Aim: Repeat the listing below line for line, leaving out the pictures.

##### Material provided #####

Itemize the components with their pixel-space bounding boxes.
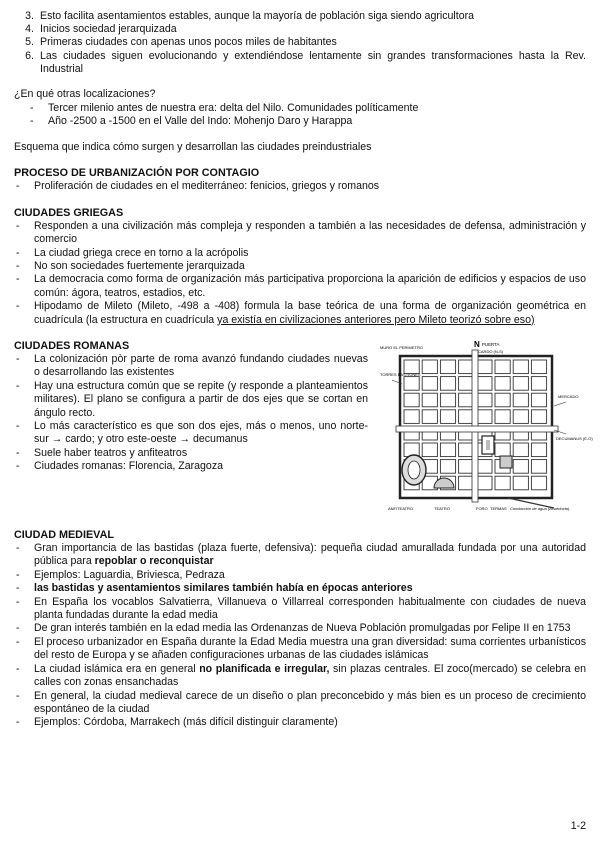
list-item: - En general, la ciudad medieval carece de un diseño o plan preconcebido y más bien es un proceso de crecimiento espontáneo de la ciudad — [16, 689, 586, 715]
list-item: 6. Las ciudades siguen evolucionando y extendiéndose lentamente sin grandes transformaciones hasta la Rev. Industrial — [25, 49, 586, 75]
mercado-label: MERCADO — [558, 394, 579, 400]
city-block — [513, 377, 528, 391]
city-block — [422, 410, 437, 424]
city-block — [422, 443, 437, 457]
city-block — [440, 443, 455, 457]
city-block — [531, 410, 546, 424]
section-title-medieval: CIUDAD MEDIEVAL — [14, 529, 114, 542]
city-block — [477, 377, 492, 391]
list-item: - El proceso urbanizador en España durante la Edad Media muestra una gran diversidad: suma corrientes urbanísticos del resto de Europa y se añaden configuraciones urbanas de las ciudades islámicas — [16, 635, 586, 662]
city-block — [513, 410, 528, 424]
cardo-label: CARDO (N-S) — [478, 349, 504, 355]
city-block — [404, 377, 419, 391]
city-block — [404, 393, 419, 407]
city-block — [495, 410, 510, 424]
esquema-text: Esquema que indica cómo surgen y desarrollan las ciudades preindustriales — [14, 140, 372, 153]
city-block — [531, 443, 546, 457]
city-block — [477, 360, 492, 374]
city-block — [459, 460, 474, 474]
decumanus-axis — [396, 426, 558, 432]
list-item: - Ciudades romanas: Florencia, Zaragoza — [16, 460, 224, 473]
list-item: - Proliferación de ciudades en el mediterráneo: fenicios, griegos y romanos — [16, 180, 380, 193]
city-block — [459, 476, 474, 490]
city-block — [477, 476, 492, 490]
city-block — [459, 410, 474, 424]
section-title-romanas: CIUDADES ROMANAS — [14, 340, 130, 353]
list-item: - Año -2500 a -1500 en el Valle del Indo: Mohenjo Daro y Harappa — [30, 115, 353, 128]
city-block — [459, 443, 474, 457]
foro-label: FORO — [476, 506, 488, 512]
list-item: - La ciudad griega crece en torno a la acrópolis — [16, 246, 249, 259]
city-block — [495, 443, 510, 457]
city-block — [513, 476, 528, 490]
muro-label: MURO EL PERIMETRO — [380, 345, 423, 351]
city-block — [477, 460, 492, 474]
city-block — [531, 377, 546, 391]
city-block — [440, 377, 455, 391]
list-item: - De gran interés también en la edad media las Ordenanzas de Nueva Población promulgadas por Felipe II en 1753 — [16, 622, 571, 635]
city-block — [531, 393, 546, 407]
roman-city-plan-figure — [378, 340, 593, 516]
termas-label: TERMAS — [490, 506, 507, 512]
section-title-griegas: CIUDADES GRIEGAS — [14, 206, 124, 219]
list-item: - La democracia como forma de organización más participativa proporciona la aparición de edificios y espacios de uso común: ágora, teatros, estadios, etc. — [16, 273, 586, 299]
list-item: - Tercer milenio antes de nuestra era: delta del Nilo. Comunidades políticamente — [30, 101, 419, 114]
city-block — [440, 410, 455, 424]
city-block — [477, 393, 492, 407]
city-block — [422, 360, 437, 374]
decumanus-label: DECUMANUS (E-O) — [556, 436, 593, 442]
list-item: - La colonización pòr parte de roma avanzó fundando ciudades nuevas o desarrollando las existentes — [16, 353, 368, 379]
section-title-contagio: PROCESO DE URBANIZACIÓN POR CONTAGIO — [14, 167, 260, 180]
city-block — [459, 360, 474, 374]
localizaciones-question: ¿En qué otras localizaciones? — [14, 88, 156, 101]
list-item: - En España los vocablos Salvatierra, Villanueva o Villarreal corresponden habitualmente con ciudades de nueva planta fundadas durante la edad media — [16, 595, 586, 622]
list-item: - Suele haber teatros y anfiteatros — [16, 446, 188, 459]
city-block — [459, 377, 474, 391]
city-block — [404, 410, 419, 424]
list-item: - No son sociedades fuertemente jerarquizada — [16, 260, 245, 273]
list-item: - La ciudad islámica era en general no planificada e irregular, sin plazas centrales. El zoco(mercado) se celebra en calles con zonas ensanchadas — [16, 662, 587, 689]
city-block — [495, 360, 510, 374]
list-item: - Ejemplos: Córdoba, Marrakech (más difícil distinguir claramente) — [16, 716, 338, 729]
city-block — [513, 360, 528, 374]
list-item: 4. Inicios sociedad jerarquizada — [25, 23, 177, 36]
list-item: - Lo más característico es que son dos ejes, más o menos, uno norte-sur → cardo; y otro este-oeste → decumanus — [16, 420, 368, 446]
intro-numbered-list — [14, 10, 586, 76]
city-block — [495, 393, 510, 407]
teatro-label: TEATRO — [434, 506, 450, 512]
conduccion-label: Conducción de agua (Acueducto) — [510, 506, 570, 512]
list-item: 3. Esto facilita asentamientos estables, aunque la mayoría de población siga siendo agricultora — [25, 10, 475, 22]
city-block — [513, 460, 528, 474]
list-item: - las bastidas y asentamientos similares también había en épocas anteriores — [16, 582, 413, 595]
puerta-label: PUERTA — [482, 342, 500, 348]
city-block — [477, 410, 492, 424]
city-block — [440, 360, 455, 374]
city-block — [513, 443, 528, 457]
city-block — [440, 460, 455, 474]
city-block — [513, 393, 528, 407]
city-block — [531, 476, 546, 490]
page-number: 1-2 — [570, 820, 586, 832]
city-block — [495, 476, 510, 490]
north-label: N — [474, 340, 480, 350]
anfiteatro-label: ANFITEATRO — [388, 506, 414, 512]
city-block — [422, 377, 437, 391]
underlined-note: ya existía en civilizaciones anteriores pero Mileto teorizó sobre eso) — [217, 313, 535, 326]
list-item: 5. Primeras ciudades con apenas unos pocos miles de habitantes — [25, 36, 337, 49]
city-block — [422, 393, 437, 407]
city-block — [531, 360, 546, 374]
city-block — [495, 377, 510, 391]
city-block — [459, 393, 474, 407]
list-item: - Ejemplos: Laguardia, Briviesca, Pedraza — [16, 568, 225, 581]
list-item: - Hipodamo de Mileto (Mileto, -498 a -408) formula la base teórica de una forma de organización geométrica en cuadrícula (la estructura en cuadrícula ya existía en civilizaciones anteriores pero Mileto teorizó sobre eso) — [16, 300, 586, 326]
document-page — [14, 10, 593, 730]
baths — [500, 456, 512, 468]
list-item: - Responden a una civilización más compleja y responden a también a las necesidades de defensa, administración y comercio — [16, 219, 586, 246]
romanas-section — [14, 339, 593, 516]
city-block — [440, 393, 455, 407]
list-item: - Gran importancia de las bastidas (plaza fuerte, defensiva): pequeña ciudad amurallada fundada por una autoridad pública para repoblar o reconquistar — [16, 542, 586, 568]
list-item: - Hay una estructura común que se repite (y responde a planteamientos militares). El plano se configura a partir de dos ejes que se cortan en ángulo recto. — [16, 379, 368, 419]
torres-label: TORRES BASTIONES — [380, 372, 421, 378]
city-block — [531, 460, 546, 474]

#####

The reply:
Itemize the components with their pixel-space bounding boxes.
list-item: - En general, la ciudad medieval carece de un diseño o plan preconcebido y más bien es un proceso de crecimiento espontáneo de la ciudad — [16, 689, 586, 715]
list-item: 6. Las ciudades siguen evolucionando y extendiéndose lentamente sin grandes transformaciones hasta la Rev. Industrial — [25, 49, 586, 75]
mercado-label: MERCADO — [558, 394, 579, 400]
city-block — [513, 377, 528, 391]
city-block — [422, 410, 437, 424]
city-block — [422, 443, 437, 457]
city-block — [440, 443, 455, 457]
city-block — [531, 410, 546, 424]
section-title-medieval: CIUDAD MEDIEVAL — [14, 529, 114, 542]
city-block — [477, 377, 492, 391]
list-item: - El proceso urbanizador en España durante la Edad Media muestra una gran diversidad: suma corrientes urbanísticos del resto de Europa y se añaden configuraciones urbanas de las ciudades islámicas — [16, 635, 586, 662]
city-block — [513, 410, 528, 424]
cardo-label: CARDO (N-S) — [478, 349, 504, 355]
city-block — [404, 377, 419, 391]
city-block — [404, 393, 419, 407]
city-block — [495, 410, 510, 424]
esquema-text: Esquema que indica cómo surgen y desarrollan las ciudades preindustriales — [14, 140, 372, 153]
city-block — [531, 443, 546, 457]
city-block — [477, 360, 492, 374]
city-block — [459, 460, 474, 474]
decumanus-axis — [396, 426, 558, 432]
list-item: - Ciudades romanas: Florencia, Zaragoza — [16, 460, 224, 473]
list-item: - Proliferación de ciudades en el mediterráneo: fenicios, griegos y romanos — [16, 180, 380, 193]
city-block — [459, 476, 474, 490]
city-block — [477, 476, 492, 490]
city-block — [459, 410, 474, 424]
section-title-romanas: CIUDADES ROMANAS — [14, 340, 130, 353]
list-item: - Año -2500 a -1500 en el Valle del Indo: Mohenjo Daro y Harappa — [30, 115, 353, 128]
city-block — [459, 443, 474, 457]
foro-label: FORO — [476, 506, 488, 512]
list-item: - La ciudad griega crece en torno a la acrópolis — [16, 246, 249, 259]
city-block — [495, 443, 510, 457]
city-block — [513, 476, 528, 490]
muro-label: MURO EL PERIMETRO — [380, 345, 423, 351]
city-block — [477, 460, 492, 474]
city-block — [531, 377, 546, 391]
city-block — [440, 377, 455, 391]
list-item: - De gran interés también en la edad media las Ordenanzas de Nueva Población promulgadas por Felipe II en 1753 — [16, 622, 571, 635]
city-block — [531, 393, 546, 407]
roman-city-plan-figure — [378, 340, 593, 516]
termas-label: TERMAS — [490, 506, 507, 512]
section-title-griegas: CIUDADES GRIEGAS — [14, 206, 124, 219]
list-item: - La democracia como forma de organización más participativa proporciona la aparición de edificios y espacios de uso común: ágora, teatros, estadios, etc. — [16, 273, 586, 299]
list-item: - Tercer milenio antes de nuestra era: delta del Nilo. Comunidades políticamente — [30, 101, 419, 114]
city-block — [440, 410, 455, 424]
city-block — [477, 393, 492, 407]
city-block — [422, 360, 437, 374]
decumanus-label: DECUMANUS (E-O) — [556, 436, 593, 442]
list-item: - La colonización pòr parte de roma avanzó fundando ciudades nuevas o desarrollando las existentes — [16, 353, 368, 379]
section-title-contagio: PROCESO DE URBANIZACIÓN POR CONTAGIO — [14, 167, 260, 180]
city-block — [459, 360, 474, 374]
localizaciones-question: ¿En qué otras localizaciones? — [14, 88, 156, 101]
list-item: - En España los vocablos Salvatierra, Villanueva o Villarreal corresponden habitualmente con ciudades de nueva planta fundadas durante la edad media — [16, 595, 586, 622]
list-item: - Suele haber teatros y anfiteatros — [16, 446, 188, 459]
city-block — [459, 377, 474, 391]
city-block — [404, 410, 419, 424]
list-item: - No son sociedades fuertemente jerarquizada — [16, 260, 245, 273]
list-item: - La ciudad islámica era en general no planificada e irregular, sin plazas centrales. El zoco(mercado) se celebra en calles con zonas ensanchadas — [16, 662, 587, 689]
city-block — [495, 360, 510, 374]
list-item: - Ejemplos: Córdoba, Marrakech (más difícil distinguir claramente) — [16, 716, 338, 729]
city-block — [513, 360, 528, 374]
list-item: 4. Inicios sociedad jerarquizada — [25, 23, 177, 36]
list-item: - Lo más característico es que son dos ejes, más o menos, uno norte-sur → cardo; y otro este-oeste → decumanus — [16, 420, 368, 446]
intro-numbered-list — [14, 10, 586, 76]
city-block — [495, 393, 510, 407]
teatro-label: TEATRO — [434, 506, 450, 512]
conduccion-label: Conducción de agua (Acueducto) — [510, 506, 570, 512]
list-item: 3. Esto facilita asentamientos estables, aunque la mayoría de población siga siendo agricultora — [25, 10, 475, 22]
city-block — [513, 460, 528, 474]
list-item: - las bastidas y asentamientos similares también había en épocas anteriores — [16, 582, 413, 595]
puerta-label: PUERTA — [482, 342, 500, 348]
city-block — [477, 410, 492, 424]
city-block — [440, 360, 455, 374]
city-block — [513, 443, 528, 457]
city-block — [440, 460, 455, 474]
city-block — [513, 393, 528, 407]
city-block — [531, 476, 546, 490]
page-number: 1-2 — [570, 820, 586, 832]
city-block — [495, 476, 510, 490]
north-label: N — [474, 340, 480, 350]
anfiteatro-label: ANFITEATRO — [388, 506, 414, 512]
city-block — [422, 377, 437, 391]
underlined-note: ya existía en civilizaciones anteriores pero Mileto teorizó sobre eso) — [217, 313, 535, 326]
list-item: 5. Primeras ciudades con apenas unos pocos miles de habitantes — [25, 36, 337, 49]
city-block — [422, 393, 437, 407]
city-block — [531, 360, 546, 374]
city-block — [495, 377, 510, 391]
city-block — [459, 393, 474, 407]
list-item: - Ejemplos: Laguardia, Briviesca, Pedraza — [16, 568, 225, 581]
list-item: - Hipodamo de Mileto (Mileto, -498 a -408) formula la base teórica de una forma de organización geométrica en cuadrícula (la estructura en cuadrícula ya existía en civilizaciones anteriores pero Mileto teorizó sobre eso) — [16, 300, 586, 326]
document-page — [14, 10, 593, 730]
baths — [500, 456, 512, 468]
list-item: - Responden a una civilización más compleja y responden a también a las necesidades de defensa, administración y comercio — [16, 219, 586, 246]
romanas-section — [14, 339, 593, 516]
city-block — [440, 393, 455, 407]
list-item: - Gran importancia de las bastidas (plaza fuerte, defensiva): pequeña ciudad amurallada fundada por una autoridad pública para repoblar o reconquistar — [16, 542, 586, 568]
list-item: - Hay una estructura común que se repite (y responde a planteamientos militares). El plano se configura a partir de dos ejes que se cortan en ángulo recto. — [16, 379, 368, 419]
torres-label: TORRES BASTIONES — [380, 372, 421, 378]
city-block — [531, 460, 546, 474]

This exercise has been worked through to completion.